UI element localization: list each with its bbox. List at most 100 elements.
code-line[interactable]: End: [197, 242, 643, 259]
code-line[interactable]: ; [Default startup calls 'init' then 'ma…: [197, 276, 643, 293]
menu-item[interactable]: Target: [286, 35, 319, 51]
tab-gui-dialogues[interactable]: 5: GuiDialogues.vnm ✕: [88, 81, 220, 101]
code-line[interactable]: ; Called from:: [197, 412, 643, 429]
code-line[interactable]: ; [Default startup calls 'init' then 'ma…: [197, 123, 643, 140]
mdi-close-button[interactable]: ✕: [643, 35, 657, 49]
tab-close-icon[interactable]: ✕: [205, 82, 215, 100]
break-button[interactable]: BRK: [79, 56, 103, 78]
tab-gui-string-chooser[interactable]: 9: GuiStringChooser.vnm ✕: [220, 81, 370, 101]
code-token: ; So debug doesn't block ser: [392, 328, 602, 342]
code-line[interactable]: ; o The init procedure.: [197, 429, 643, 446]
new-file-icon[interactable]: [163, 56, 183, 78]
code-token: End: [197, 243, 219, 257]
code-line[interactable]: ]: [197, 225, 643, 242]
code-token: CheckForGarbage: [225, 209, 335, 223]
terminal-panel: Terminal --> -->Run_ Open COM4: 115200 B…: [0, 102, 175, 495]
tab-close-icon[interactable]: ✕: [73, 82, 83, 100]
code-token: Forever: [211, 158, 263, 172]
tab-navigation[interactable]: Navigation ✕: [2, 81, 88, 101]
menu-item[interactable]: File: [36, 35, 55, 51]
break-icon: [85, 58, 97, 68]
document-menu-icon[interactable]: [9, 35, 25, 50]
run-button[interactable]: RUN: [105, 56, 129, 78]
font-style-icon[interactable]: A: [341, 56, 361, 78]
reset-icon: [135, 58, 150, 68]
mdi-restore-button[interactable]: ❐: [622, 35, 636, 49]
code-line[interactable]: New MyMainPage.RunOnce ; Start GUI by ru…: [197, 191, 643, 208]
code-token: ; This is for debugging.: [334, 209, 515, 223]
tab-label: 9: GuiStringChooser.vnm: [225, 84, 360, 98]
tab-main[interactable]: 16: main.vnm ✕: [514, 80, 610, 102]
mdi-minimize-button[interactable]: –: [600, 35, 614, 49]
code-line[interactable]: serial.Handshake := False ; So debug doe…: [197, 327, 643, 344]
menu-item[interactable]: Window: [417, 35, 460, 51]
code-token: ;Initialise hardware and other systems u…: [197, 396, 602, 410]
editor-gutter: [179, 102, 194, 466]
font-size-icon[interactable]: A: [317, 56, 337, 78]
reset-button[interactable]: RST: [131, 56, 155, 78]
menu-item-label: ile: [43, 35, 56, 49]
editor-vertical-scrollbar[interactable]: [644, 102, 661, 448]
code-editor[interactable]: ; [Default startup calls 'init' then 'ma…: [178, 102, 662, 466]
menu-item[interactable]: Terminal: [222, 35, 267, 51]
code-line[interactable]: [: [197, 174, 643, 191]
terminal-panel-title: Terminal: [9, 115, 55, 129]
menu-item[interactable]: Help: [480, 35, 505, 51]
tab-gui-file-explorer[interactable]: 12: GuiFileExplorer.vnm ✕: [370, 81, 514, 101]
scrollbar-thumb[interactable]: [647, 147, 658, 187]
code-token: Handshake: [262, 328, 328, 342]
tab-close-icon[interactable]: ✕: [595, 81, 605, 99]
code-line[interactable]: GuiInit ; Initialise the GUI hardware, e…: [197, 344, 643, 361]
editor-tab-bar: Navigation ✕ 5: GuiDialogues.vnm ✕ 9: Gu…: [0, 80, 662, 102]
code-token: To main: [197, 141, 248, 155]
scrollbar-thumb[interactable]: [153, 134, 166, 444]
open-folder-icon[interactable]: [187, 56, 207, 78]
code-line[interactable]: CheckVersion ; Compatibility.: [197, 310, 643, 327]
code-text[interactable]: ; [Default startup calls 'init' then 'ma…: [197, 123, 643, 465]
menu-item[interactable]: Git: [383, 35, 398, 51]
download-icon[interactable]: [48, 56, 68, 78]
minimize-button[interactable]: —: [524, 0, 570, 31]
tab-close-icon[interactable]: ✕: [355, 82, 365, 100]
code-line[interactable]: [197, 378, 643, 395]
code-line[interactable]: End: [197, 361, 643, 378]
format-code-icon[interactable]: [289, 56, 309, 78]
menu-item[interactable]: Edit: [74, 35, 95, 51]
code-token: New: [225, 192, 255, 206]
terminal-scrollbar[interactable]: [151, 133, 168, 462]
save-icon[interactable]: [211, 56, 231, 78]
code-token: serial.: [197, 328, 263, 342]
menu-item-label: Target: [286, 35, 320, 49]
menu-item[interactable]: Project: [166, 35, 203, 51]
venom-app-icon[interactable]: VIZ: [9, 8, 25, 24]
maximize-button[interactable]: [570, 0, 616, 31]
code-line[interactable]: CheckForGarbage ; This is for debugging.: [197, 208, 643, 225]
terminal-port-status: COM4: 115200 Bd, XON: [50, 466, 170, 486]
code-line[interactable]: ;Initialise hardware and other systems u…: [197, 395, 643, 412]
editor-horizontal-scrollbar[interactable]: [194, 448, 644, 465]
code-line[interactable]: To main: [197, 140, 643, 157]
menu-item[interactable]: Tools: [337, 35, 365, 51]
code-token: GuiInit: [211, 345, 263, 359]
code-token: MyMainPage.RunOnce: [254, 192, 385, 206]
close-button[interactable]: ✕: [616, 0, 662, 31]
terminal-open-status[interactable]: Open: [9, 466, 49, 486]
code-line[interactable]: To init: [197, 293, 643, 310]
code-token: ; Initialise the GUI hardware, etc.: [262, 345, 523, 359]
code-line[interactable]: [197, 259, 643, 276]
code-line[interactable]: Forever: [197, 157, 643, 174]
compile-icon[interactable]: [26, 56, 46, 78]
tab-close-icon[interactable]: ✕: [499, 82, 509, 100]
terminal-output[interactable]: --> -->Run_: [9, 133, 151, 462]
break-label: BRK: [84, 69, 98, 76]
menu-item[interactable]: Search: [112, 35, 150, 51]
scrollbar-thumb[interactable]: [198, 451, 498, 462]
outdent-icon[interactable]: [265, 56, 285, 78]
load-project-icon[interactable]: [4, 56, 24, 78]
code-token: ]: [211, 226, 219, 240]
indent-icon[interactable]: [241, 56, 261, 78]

***

> What the task requires:
Could you copy out all of the material above, reproducing every line character for character?

> Complete response:
UI element localization: list each with its bbox. List at most 100 elements.
code-line[interactable]: End: [197, 242, 643, 259]
code-line[interactable]: ; [Default startup calls 'init' then 'ma…: [197, 276, 643, 293]
menu-item[interactable]: Target: [286, 35, 319, 51]
tab-gui-dialogues[interactable]: 5: GuiDialogues.vnm ✕: [88, 81, 220, 101]
code-line[interactable]: ; Called from:: [197, 412, 643, 429]
code-line[interactable]: ; [Default startup calls 'init' then 'ma…: [197, 123, 643, 140]
mdi-close-button[interactable]: ✕: [643, 35, 657, 49]
tab-close-icon[interactable]: ✕: [205, 82, 215, 100]
break-button[interactable]: BRK: [79, 56, 103, 78]
tab-gui-string-chooser[interactable]: 9: GuiStringChooser.vnm ✕: [220, 81, 370, 101]
code-token: ; So debug doesn't block ser: [392, 328, 602, 342]
code-line[interactable]: ; o The init procedure.: [197, 429, 643, 446]
new-file-icon[interactable]: [163, 56, 183, 78]
code-token: End: [197, 243, 219, 257]
code-line[interactable]: ]: [197, 225, 643, 242]
code-token: CheckForGarbage: [225, 209, 335, 223]
terminal-panel: Terminal --> -->Run_ Open COM4: 115200 B…: [0, 102, 175, 495]
tab-close-icon[interactable]: ✕: [73, 82, 83, 100]
code-token: Forever: [211, 158, 263, 172]
tab-navigation[interactable]: Navigation ✕: [2, 81, 88, 101]
menu-item[interactable]: File: [36, 35, 55, 51]
break-icon: [85, 58, 97, 68]
document-menu-icon[interactable]: [9, 35, 25, 50]
run-button[interactable]: RUN: [105, 56, 129, 78]
font-style-icon[interactable]: A: [341, 56, 361, 78]
reset-icon: [135, 58, 150, 68]
mdi-restore-button[interactable]: ❐: [622, 35, 636, 49]
code-line[interactable]: New MyMainPage.RunOnce ; Start GUI by ru…: [197, 191, 643, 208]
code-token: ; This is for debugging.: [334, 209, 515, 223]
tab-label: 9: GuiStringChooser.vnm: [225, 84, 360, 98]
tab-main[interactable]: 16: main.vnm ✕: [514, 80, 610, 102]
mdi-minimize-button[interactable]: –: [600, 35, 614, 49]
code-line[interactable]: serial.Handshake := False ; So debug doe…: [197, 327, 643, 344]
menu-item[interactable]: Window: [417, 35, 460, 51]
code-token: ;Initialise hardware and other systems u…: [197, 396, 602, 410]
editor-gutter: [179, 102, 194, 466]
font-size-icon[interactable]: A: [317, 56, 337, 78]
reset-button[interactable]: RST: [131, 56, 155, 78]
menu-item-label: ile: [43, 35, 56, 49]
editor-vertical-scrollbar[interactable]: [644, 102, 661, 448]
code-editor[interactable]: ; [Default startup calls 'init' then 'ma…: [178, 102, 662, 466]
menu-item[interactable]: Terminal: [222, 35, 267, 51]
code-line[interactable]: [: [197, 174, 643, 191]
terminal-panel-title: Terminal: [9, 115, 55, 129]
menu-item[interactable]: Help: [480, 35, 505, 51]
tab-gui-file-explorer[interactable]: 12: GuiFileExplorer.vnm ✕: [370, 81, 514, 101]
scrollbar-thumb[interactable]: [647, 147, 658, 187]
code-token: Handshake: [262, 328, 328, 342]
tab-close-icon[interactable]: ✕: [595, 81, 605, 99]
code-line[interactable]: GuiInit ; Initialise the GUI hardware, e…: [197, 344, 643, 361]
editor-tab-bar: Navigation ✕ 5: GuiDialogues.vnm ✕ 9: Gu…: [0, 80, 662, 102]
code-token: To main: [197, 141, 248, 155]
scrollbar-thumb[interactable]: [153, 134, 166, 444]
open-folder-icon[interactable]: [187, 56, 207, 78]
code-line[interactable]: CheckVersion ; Compatibility.: [197, 310, 643, 327]
code-text[interactable]: ; [Default startup calls 'init' then 'ma…: [197, 123, 643, 465]
menu-item[interactable]: Git: [383, 35, 398, 51]
download-icon[interactable]: [48, 56, 68, 78]
minimize-button[interactable]: —: [524, 0, 570, 31]
tab-close-icon[interactable]: ✕: [355, 82, 365, 100]
code-line[interactable]: [197, 378, 643, 395]
code-line[interactable]: End: [197, 361, 643, 378]
format-code-icon[interactable]: [289, 56, 309, 78]
menu-item[interactable]: Edit: [74, 35, 95, 51]
code-token: New: [225, 192, 255, 206]
terminal-scrollbar[interactable]: [151, 133, 168, 462]
save-icon[interactable]: [211, 56, 231, 78]
code-token: serial.: [197, 328, 263, 342]
menu-item-label: Target: [286, 35, 320, 49]
menu-item[interactable]: Project: [166, 35, 203, 51]
venom-app-icon[interactable]: VIZ: [9, 8, 25, 24]
maximize-button[interactable]: [570, 0, 616, 31]
code-line[interactable]: CheckForGarbage ; This is for debugging.: [197, 208, 643, 225]
terminal-port-status: COM4: 115200 Bd, XON: [50, 466, 170, 486]
code-line[interactable]: ;Initialise hardware and other systems u…: [197, 395, 643, 412]
editor-horizontal-scrollbar[interactable]: [194, 448, 644, 465]
code-line[interactable]: To main: [197, 140, 643, 157]
menu-item[interactable]: Tools: [337, 35, 365, 51]
code-token: GuiInit: [211, 345, 263, 359]
code-token: MyMainPage.RunOnce: [254, 192, 385, 206]
close-button[interactable]: ✕: [616, 0, 662, 31]
terminal-open-status[interactable]: Open: [9, 466, 49, 486]
code-line[interactable]: To init: [197, 293, 643, 310]
code-token: ; Initialise the GUI hardware, etc.: [262, 345, 523, 359]
code-line[interactable]: [197, 259, 643, 276]
code-line[interactable]: Forever: [197, 157, 643, 174]
compile-icon[interactable]: [26, 56, 46, 78]
tab-close-icon[interactable]: ✕: [499, 82, 509, 100]
terminal-output[interactable]: --> -->Run_: [9, 133, 151, 462]
break-label: BRK: [84, 69, 98, 76]
menu-item[interactable]: Search: [112, 35, 150, 51]
scrollbar-thumb[interactable]: [198, 451, 498, 462]
outdent-icon[interactable]: [265, 56, 285, 78]
load-project-icon[interactable]: [4, 56, 24, 78]
code-token: ]: [211, 226, 219, 240]
indent-icon[interactable]: [241, 56, 261, 78]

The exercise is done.